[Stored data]
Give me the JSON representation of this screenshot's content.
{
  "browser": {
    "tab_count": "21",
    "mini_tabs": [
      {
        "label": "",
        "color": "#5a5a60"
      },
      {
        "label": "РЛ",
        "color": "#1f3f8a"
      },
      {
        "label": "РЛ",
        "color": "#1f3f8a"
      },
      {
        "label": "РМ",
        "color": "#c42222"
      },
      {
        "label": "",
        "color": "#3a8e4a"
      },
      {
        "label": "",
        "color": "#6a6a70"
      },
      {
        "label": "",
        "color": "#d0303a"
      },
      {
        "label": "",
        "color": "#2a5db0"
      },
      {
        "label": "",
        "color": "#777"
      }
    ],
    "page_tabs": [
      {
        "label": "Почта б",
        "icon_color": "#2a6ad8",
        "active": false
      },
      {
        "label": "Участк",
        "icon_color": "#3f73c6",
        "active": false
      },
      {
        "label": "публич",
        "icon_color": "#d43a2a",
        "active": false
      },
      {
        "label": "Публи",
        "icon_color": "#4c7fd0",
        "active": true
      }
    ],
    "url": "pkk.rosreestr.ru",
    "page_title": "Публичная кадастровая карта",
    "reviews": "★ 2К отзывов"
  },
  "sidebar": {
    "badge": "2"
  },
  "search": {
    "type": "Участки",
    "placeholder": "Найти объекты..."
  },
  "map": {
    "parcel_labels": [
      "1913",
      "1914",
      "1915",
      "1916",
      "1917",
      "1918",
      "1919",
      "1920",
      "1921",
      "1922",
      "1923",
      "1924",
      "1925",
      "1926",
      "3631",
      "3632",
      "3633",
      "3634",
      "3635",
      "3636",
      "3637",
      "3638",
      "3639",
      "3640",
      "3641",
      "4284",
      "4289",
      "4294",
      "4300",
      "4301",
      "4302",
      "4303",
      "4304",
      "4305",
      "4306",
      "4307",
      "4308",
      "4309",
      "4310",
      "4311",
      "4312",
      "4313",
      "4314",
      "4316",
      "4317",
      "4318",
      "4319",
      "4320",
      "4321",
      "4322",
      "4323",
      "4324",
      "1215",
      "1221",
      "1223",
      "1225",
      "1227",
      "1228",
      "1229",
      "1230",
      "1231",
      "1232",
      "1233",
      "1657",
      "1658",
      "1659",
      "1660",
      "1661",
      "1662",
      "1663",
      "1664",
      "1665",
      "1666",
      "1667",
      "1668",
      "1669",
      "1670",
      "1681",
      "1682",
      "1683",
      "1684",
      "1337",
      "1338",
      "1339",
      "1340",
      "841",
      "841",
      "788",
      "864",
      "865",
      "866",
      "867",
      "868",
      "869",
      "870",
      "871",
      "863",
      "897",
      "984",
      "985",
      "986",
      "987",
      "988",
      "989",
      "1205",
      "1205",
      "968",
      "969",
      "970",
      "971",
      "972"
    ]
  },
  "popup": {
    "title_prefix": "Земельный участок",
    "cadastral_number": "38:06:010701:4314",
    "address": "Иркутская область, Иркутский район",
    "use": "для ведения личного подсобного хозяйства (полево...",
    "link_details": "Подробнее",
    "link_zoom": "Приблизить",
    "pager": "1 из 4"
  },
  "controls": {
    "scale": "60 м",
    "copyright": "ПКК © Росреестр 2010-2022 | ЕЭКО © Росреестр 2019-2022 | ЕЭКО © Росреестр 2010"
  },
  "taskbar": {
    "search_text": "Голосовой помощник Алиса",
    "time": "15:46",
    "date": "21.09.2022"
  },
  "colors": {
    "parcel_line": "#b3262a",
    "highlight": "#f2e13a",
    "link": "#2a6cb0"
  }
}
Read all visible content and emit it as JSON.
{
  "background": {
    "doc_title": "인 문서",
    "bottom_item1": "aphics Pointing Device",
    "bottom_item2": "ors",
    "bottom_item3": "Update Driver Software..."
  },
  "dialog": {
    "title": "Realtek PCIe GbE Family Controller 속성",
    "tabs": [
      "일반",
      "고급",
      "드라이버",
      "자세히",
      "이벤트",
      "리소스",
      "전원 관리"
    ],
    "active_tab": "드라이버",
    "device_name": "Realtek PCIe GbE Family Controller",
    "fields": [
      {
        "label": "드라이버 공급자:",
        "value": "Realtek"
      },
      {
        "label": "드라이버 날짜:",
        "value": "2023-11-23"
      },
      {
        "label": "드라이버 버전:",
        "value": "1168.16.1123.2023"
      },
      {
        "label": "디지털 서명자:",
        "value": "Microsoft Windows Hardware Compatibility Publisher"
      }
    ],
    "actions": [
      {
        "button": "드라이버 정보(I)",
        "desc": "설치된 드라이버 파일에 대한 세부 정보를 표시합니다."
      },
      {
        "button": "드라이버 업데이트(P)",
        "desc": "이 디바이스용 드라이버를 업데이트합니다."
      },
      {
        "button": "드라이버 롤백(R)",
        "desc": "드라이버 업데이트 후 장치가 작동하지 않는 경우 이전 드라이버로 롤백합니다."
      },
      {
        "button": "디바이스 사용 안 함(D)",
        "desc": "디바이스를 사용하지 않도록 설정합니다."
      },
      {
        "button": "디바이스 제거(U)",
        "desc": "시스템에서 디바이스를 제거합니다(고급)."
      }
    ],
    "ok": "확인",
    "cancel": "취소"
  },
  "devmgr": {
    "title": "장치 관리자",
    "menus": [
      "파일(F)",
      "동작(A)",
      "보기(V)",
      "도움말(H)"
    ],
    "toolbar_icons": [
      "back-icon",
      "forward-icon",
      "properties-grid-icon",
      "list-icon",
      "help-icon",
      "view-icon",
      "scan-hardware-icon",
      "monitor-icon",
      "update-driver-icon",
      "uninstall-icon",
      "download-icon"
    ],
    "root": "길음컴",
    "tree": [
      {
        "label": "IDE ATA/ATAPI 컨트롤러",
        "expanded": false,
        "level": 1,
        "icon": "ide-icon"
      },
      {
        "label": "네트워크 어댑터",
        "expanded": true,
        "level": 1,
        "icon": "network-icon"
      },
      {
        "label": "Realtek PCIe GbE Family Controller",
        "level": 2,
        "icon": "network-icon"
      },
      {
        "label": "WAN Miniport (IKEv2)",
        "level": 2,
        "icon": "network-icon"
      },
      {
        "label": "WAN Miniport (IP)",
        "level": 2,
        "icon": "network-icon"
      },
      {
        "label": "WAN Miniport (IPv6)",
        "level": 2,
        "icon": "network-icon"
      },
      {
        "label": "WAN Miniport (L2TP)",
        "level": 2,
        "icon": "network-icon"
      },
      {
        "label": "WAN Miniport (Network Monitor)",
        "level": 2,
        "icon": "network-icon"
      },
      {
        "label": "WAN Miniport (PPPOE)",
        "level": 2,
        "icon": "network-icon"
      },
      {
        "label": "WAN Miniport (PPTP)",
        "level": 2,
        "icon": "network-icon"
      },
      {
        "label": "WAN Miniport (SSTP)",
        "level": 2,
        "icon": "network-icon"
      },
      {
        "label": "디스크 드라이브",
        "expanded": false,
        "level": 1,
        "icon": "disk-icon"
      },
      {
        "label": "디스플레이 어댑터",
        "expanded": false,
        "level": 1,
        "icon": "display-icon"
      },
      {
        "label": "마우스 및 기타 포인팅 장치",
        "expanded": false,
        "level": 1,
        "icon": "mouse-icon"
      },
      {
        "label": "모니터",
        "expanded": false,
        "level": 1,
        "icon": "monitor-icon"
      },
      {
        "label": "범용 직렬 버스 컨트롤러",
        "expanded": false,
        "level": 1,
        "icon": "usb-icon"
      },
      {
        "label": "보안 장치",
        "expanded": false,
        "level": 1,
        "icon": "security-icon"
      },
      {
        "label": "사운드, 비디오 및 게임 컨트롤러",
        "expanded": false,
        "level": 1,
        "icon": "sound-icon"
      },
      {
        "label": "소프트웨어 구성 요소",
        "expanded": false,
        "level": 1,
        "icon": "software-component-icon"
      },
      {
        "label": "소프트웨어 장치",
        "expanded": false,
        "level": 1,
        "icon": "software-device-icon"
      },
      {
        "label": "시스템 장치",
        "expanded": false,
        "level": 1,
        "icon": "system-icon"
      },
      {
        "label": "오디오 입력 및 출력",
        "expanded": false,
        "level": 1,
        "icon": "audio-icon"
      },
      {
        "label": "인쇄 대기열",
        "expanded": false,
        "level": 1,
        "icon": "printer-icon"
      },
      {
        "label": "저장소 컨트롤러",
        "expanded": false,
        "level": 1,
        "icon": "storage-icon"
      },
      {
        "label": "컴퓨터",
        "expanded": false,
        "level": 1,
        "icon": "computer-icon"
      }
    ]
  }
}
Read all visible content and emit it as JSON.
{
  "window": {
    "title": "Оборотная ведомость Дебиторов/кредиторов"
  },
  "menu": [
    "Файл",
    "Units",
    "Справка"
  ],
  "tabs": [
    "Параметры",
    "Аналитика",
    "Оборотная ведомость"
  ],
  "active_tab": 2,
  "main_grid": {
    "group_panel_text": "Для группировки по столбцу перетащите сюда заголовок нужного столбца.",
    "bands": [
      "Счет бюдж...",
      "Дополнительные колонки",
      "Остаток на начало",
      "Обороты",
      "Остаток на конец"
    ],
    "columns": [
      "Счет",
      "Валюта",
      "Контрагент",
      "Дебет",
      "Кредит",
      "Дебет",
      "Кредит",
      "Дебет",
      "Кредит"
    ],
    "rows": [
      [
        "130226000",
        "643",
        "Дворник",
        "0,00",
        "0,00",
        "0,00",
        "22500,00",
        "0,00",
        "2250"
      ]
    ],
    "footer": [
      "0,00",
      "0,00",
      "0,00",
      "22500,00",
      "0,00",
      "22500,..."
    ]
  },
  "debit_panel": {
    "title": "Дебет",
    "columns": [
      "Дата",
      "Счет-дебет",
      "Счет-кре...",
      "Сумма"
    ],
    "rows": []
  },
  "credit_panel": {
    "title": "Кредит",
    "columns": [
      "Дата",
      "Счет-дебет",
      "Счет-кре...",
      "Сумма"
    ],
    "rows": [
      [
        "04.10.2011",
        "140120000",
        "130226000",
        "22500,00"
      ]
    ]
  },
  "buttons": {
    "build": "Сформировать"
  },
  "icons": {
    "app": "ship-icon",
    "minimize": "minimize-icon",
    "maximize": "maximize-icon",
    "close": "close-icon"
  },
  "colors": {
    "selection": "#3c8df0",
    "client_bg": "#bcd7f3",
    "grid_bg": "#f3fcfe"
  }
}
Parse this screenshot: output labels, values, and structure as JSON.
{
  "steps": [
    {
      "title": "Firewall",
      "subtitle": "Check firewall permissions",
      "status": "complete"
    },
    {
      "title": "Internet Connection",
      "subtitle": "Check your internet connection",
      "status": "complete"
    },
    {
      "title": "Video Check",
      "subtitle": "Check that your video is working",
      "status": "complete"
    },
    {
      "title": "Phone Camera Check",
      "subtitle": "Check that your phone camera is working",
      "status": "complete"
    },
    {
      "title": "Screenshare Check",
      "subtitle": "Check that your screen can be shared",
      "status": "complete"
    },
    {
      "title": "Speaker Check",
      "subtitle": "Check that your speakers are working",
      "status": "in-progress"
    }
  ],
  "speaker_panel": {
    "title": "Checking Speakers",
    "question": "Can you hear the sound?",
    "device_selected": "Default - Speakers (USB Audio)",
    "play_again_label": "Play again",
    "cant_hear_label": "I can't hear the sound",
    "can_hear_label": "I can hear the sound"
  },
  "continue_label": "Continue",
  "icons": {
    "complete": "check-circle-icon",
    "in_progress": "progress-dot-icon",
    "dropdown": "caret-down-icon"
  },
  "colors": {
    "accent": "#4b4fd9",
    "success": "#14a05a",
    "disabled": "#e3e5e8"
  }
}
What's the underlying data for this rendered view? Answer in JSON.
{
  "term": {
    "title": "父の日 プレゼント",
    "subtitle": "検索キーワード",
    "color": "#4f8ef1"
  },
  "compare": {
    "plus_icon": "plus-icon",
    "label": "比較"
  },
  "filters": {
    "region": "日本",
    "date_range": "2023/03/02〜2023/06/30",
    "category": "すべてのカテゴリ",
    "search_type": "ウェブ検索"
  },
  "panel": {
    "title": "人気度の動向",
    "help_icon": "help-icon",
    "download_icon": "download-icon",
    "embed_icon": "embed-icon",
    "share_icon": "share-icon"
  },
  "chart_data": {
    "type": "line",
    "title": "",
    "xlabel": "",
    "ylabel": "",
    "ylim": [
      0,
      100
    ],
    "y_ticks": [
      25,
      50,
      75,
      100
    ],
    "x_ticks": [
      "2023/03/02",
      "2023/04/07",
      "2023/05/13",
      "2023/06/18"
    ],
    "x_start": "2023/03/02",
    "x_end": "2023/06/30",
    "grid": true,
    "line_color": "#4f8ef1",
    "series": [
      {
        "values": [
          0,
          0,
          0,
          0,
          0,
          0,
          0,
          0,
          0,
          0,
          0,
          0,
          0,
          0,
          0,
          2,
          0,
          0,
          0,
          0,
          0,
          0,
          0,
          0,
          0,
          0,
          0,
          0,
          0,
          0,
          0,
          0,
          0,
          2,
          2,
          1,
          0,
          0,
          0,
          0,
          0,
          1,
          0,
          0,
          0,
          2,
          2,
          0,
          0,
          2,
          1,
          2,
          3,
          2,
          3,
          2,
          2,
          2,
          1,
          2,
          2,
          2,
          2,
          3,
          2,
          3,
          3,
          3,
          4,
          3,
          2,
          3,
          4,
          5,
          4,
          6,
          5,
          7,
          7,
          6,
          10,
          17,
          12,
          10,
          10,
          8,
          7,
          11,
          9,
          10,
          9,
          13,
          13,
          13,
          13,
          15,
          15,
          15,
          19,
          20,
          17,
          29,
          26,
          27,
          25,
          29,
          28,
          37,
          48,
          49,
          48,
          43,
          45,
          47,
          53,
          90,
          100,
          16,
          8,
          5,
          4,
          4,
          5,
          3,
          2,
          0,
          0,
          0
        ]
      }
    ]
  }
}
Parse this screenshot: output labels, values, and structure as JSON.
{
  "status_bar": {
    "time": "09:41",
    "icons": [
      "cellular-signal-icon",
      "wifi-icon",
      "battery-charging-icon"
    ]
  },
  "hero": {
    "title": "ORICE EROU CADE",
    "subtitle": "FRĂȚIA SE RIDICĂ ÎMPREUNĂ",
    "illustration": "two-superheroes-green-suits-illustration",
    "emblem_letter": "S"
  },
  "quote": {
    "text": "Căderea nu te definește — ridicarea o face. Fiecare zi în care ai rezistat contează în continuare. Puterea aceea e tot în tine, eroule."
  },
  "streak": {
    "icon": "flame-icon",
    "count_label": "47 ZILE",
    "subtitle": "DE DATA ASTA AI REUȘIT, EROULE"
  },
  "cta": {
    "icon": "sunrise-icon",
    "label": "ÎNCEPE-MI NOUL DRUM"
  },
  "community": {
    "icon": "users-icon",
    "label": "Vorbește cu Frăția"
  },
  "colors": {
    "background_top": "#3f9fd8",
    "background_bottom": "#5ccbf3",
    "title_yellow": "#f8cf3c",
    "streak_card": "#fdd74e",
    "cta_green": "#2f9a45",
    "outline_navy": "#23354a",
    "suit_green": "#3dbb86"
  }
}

[PROMPT] Show the lines of the data that hold the word "Miniport".

[CORRECT RESPONSE]
        "label": "WAN Miniport (IKEv2)",
        "label": "WAN Miniport (IP)",
        "label": "WAN Miniport (IPv6)",
        "label": "WAN Miniport (L2TP)",
        "label": "WAN Miniport (Network Monitor)",
        "label": "WAN Miniport (PPPOE)",
        "label": "WAN Miniport (PPTP)",
        "label": "WAN Miniport (SSTP)",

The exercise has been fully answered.